> _What is asked_: Please tell whether each of these statements agrees with the passage on London's public theaters, answering yes or no and quoting the deciding words: 1. The Curtain was named for a curtain on its stage. 2. Henslowe built the Fortune in 1600. 3. The Fortune was round.

> _Quoted text_:
The History of the Public Theaters
.—With such models, then, James Burbage—the father of Richard Burbage, later the great actor manager of Shakespeare's company—built the first London theater in 1576. It was erected not far outside the northern walls of the city, and was called simply the Theater. Not far away, a second theater, the Curtain, was soon put up, so called not from any curtain on the stage, but from the name of the estate on which it was built. The next theater, the Rose, was situated in another quarter, on the Surrey side of the Thames, where the bear-baiting rings were. This was constructed, probably in 1587, by Philip Henslowe, a prominent theatrical manager. Some time after 1594, a second theater, the Swan, was put up in this same region, commonly called the Bankside. The suitability of the Bankside as a location for theaters is still further attested by the removal thither of the Theater in the winter of 1598-1599. The owner of the land on which the Theater had originally been  built had merely leased it to Burbage—who had since died,—and, when the lease expired, he attempted to raise the rent, probably believing that the Burbage heirs were receiving large profits from the building. Being unwilling to pay this increased rent, the Burbages took down the building, and reërected it on the Bankside, this time calling it the Globe. The last to be built of the great public theaters was the Fortune, which Henslowe erected in 1600. The situation of the Fortune outside Cripplegate, although a considerable distance west of the Curtain, was, roughly, that of the earlier theaters, the northern suburbs of the city.

This list does not include all the theaters built or altered between 1576 and 1600, nor did such building stop at the latter date,—the Globe, for instance, was burnt and again rebuilt in 1613,—but the sketch is complete enough for our purposes. By the end of 1600 all the more important public theaters were open, and after that date, so far as we know, no important changes in construction were made. The next real step—which was to do away altogether with this type of theater—did not come until after the Restoration.

The Buildings
.—Before describing the buildings themselves, it is necessary to make one qualification. It is impossible to speak of the 'Elizabethan theaters' or of the 'Elizabethan stage' as if there were one type to which all theaters and stages conformed. The Fortune was undoubtedly a great improvement over the Theater, the outcome of an evolution which could be traced through the other theaters if we had the necessary documents. If the various theaters did not differ from each other as some of our modern theaters do, they  still did differ in important points. For example, while the Globe and the Curtain were round, other theaters were hexagonal or octagonal, and the Fortune was square. Likewise, there were certainly differences in size. In spite of these facts, it is, however, still possible to describe the theaters, in general terms which are sufficiently accurate for our present purpose.

> _Records provided_:
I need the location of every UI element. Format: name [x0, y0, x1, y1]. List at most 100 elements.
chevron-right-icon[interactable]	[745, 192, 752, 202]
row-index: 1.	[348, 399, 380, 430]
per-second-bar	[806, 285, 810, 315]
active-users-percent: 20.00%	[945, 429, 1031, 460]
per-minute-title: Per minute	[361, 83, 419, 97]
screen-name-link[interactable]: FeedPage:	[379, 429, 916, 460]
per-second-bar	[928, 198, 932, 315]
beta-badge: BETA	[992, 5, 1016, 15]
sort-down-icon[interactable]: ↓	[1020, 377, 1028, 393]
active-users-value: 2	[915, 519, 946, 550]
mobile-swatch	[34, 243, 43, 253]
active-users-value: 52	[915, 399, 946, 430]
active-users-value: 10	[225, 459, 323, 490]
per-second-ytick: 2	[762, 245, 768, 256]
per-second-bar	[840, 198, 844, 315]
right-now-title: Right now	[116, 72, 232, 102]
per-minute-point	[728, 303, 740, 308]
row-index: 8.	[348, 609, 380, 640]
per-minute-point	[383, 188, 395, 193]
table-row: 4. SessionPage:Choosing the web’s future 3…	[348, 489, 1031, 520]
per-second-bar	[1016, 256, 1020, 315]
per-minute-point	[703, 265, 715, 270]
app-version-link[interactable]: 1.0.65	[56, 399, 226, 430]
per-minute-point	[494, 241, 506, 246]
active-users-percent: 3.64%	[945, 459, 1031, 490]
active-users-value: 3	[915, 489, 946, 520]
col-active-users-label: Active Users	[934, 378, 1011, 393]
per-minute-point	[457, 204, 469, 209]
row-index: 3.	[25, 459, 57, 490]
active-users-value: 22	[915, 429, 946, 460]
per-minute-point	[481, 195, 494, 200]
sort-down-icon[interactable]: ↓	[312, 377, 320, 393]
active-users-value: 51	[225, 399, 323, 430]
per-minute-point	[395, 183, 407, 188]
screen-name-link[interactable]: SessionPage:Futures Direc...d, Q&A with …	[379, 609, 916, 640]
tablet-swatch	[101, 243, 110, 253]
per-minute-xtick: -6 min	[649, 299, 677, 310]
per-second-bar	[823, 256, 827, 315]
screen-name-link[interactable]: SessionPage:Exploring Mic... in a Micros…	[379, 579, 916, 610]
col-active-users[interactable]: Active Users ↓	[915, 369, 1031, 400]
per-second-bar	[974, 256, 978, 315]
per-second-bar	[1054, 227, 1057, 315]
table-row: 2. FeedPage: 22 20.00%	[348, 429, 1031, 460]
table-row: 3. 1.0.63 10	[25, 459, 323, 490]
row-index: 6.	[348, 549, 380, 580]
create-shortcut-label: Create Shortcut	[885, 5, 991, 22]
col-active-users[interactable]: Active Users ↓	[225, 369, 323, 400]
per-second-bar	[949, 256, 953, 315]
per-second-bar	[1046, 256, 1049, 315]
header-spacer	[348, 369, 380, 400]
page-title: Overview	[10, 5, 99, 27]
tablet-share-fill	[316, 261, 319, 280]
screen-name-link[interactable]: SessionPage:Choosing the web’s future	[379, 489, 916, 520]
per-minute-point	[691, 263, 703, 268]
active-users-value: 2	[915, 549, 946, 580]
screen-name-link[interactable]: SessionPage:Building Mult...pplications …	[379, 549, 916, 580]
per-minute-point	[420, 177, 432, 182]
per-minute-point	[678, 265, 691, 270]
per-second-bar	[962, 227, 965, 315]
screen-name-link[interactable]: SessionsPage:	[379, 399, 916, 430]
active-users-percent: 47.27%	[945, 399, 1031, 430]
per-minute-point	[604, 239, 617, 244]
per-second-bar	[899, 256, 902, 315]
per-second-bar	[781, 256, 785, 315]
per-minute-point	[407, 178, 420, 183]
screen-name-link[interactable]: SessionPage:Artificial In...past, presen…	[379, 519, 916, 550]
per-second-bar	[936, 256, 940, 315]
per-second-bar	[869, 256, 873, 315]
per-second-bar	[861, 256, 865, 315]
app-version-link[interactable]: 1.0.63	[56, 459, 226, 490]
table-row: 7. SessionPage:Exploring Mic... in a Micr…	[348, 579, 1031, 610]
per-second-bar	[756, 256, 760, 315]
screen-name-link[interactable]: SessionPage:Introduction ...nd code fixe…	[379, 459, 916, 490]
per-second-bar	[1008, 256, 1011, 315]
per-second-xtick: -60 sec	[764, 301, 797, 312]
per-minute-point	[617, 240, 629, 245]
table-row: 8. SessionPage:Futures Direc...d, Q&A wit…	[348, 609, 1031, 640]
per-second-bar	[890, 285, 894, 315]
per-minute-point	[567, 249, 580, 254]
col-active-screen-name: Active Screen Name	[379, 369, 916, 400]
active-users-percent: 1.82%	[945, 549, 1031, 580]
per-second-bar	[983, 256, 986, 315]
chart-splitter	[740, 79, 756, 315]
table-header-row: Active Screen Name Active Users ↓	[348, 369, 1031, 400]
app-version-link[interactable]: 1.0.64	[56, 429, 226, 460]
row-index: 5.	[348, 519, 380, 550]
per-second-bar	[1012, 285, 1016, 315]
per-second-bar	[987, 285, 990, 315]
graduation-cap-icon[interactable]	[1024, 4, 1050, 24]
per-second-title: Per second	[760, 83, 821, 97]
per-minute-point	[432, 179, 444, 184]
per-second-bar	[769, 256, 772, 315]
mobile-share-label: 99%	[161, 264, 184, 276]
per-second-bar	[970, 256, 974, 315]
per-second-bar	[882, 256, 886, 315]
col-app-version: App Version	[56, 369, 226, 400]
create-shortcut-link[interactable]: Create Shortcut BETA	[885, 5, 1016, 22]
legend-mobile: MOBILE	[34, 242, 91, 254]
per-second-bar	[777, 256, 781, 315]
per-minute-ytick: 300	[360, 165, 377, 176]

> _Answer to the problem_:
1. No: "so called not from any curtain on the stage, but from the name of the estate on which it was built."
2. Yes: "the Fortune, which Henslowe erected in 1600."
3. No: "the Fortune was square."